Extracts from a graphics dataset
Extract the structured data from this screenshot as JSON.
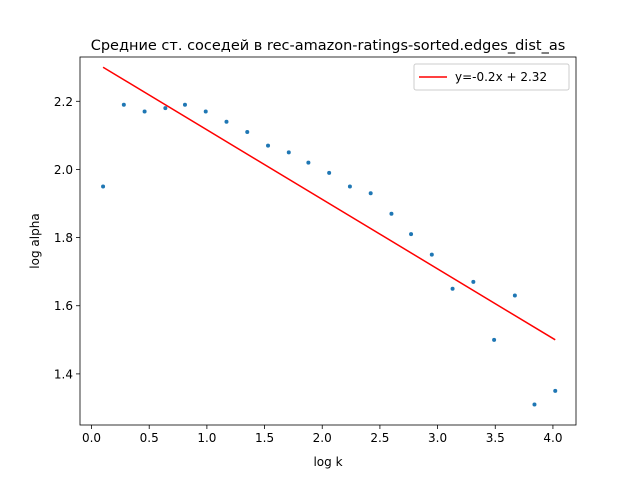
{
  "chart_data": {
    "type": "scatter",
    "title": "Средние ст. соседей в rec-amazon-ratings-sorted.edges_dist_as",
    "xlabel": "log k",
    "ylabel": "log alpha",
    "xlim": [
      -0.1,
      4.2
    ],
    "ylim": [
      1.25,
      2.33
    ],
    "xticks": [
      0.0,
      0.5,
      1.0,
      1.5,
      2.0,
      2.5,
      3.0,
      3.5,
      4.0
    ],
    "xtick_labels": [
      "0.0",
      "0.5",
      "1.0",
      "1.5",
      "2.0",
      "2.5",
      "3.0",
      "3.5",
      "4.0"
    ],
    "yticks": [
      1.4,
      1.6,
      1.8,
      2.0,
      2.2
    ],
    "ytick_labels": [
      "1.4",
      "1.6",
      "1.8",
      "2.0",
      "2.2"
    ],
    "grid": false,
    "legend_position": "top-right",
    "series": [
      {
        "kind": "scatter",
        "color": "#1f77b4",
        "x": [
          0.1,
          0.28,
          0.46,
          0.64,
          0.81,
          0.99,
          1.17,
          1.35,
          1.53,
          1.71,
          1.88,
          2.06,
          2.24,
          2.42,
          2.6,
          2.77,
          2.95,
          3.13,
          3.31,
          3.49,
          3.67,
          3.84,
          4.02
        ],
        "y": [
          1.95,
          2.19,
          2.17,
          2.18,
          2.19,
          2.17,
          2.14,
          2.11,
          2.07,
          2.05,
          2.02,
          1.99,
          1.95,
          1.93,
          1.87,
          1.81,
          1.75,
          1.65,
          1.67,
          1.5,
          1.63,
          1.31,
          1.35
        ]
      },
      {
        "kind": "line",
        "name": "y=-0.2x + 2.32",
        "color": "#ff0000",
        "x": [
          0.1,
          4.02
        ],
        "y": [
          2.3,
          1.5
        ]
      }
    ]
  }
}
---
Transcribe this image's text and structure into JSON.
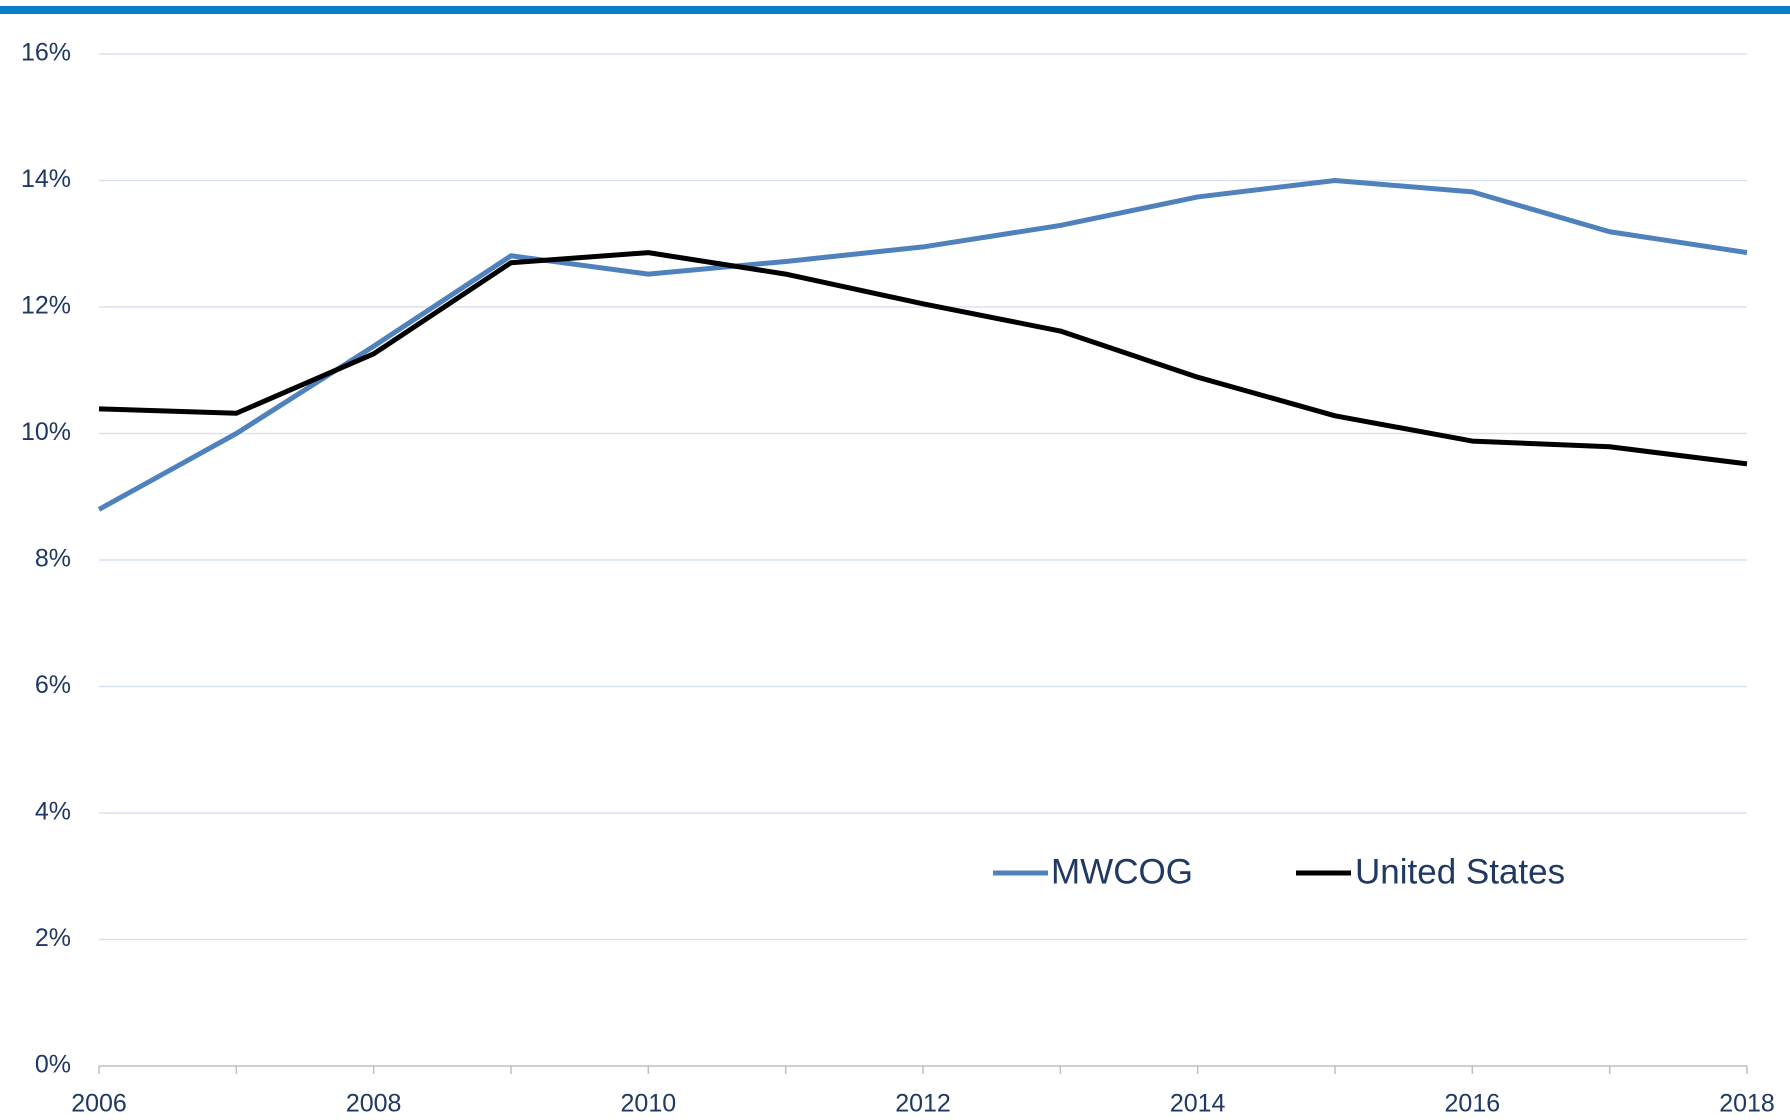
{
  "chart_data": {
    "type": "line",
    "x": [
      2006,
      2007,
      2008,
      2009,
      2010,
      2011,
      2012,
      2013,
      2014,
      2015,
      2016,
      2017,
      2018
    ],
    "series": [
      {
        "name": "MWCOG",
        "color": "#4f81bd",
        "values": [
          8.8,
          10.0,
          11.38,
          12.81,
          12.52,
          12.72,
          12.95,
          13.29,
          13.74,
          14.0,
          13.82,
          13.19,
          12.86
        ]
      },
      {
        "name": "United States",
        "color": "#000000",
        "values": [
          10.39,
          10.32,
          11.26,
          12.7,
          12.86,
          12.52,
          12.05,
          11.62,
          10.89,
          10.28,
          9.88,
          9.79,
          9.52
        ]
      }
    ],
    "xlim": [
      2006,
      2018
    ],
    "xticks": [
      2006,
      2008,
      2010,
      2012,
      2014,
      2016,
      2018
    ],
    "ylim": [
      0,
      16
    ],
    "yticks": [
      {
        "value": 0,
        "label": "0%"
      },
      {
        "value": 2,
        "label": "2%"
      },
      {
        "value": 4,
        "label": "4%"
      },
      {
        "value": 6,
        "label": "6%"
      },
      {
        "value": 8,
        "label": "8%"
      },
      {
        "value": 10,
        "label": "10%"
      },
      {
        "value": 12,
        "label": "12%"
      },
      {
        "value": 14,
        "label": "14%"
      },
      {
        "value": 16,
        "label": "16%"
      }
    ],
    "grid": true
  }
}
* * *
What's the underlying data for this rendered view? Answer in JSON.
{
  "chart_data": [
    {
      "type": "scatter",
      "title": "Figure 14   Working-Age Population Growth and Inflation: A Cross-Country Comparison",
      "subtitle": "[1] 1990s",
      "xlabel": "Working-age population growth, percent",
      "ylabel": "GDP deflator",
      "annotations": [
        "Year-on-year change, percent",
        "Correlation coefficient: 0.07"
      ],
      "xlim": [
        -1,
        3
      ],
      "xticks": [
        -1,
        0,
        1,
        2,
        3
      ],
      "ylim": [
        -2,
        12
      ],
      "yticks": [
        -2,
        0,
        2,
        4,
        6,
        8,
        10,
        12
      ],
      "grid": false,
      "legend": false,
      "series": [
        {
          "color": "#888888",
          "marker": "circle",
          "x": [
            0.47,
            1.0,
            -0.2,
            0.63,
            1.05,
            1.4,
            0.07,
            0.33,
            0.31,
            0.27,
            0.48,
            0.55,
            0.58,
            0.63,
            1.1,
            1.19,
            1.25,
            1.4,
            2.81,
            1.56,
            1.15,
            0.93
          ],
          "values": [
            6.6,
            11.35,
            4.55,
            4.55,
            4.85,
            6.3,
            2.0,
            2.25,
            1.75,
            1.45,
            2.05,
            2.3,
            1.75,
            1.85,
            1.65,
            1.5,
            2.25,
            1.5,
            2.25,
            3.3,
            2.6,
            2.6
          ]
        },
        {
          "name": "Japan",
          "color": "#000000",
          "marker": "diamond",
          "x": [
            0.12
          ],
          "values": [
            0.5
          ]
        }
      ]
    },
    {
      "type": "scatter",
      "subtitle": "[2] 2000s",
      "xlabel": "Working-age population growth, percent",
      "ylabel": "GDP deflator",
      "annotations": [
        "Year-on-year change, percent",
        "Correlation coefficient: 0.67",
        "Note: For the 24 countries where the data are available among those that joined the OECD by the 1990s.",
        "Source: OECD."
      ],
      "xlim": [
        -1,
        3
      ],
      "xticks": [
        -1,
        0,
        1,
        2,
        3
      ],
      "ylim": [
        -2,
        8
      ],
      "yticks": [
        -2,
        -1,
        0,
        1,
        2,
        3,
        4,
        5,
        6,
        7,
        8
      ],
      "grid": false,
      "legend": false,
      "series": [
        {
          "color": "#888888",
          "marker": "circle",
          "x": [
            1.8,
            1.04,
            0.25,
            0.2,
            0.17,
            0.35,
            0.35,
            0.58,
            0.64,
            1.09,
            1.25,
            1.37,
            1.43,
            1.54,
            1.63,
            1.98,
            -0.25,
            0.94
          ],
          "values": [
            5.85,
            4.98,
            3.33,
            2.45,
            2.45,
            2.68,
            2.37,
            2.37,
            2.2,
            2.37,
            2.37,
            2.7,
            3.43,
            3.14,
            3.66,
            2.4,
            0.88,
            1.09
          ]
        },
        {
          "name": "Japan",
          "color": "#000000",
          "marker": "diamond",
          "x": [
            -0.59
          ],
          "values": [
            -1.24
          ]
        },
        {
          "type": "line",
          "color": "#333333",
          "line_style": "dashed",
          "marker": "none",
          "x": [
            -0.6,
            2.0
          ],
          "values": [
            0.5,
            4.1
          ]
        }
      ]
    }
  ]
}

### What you need to do
Say how many lines contain the string "Correlation", giving nothing but the count.

### Output
2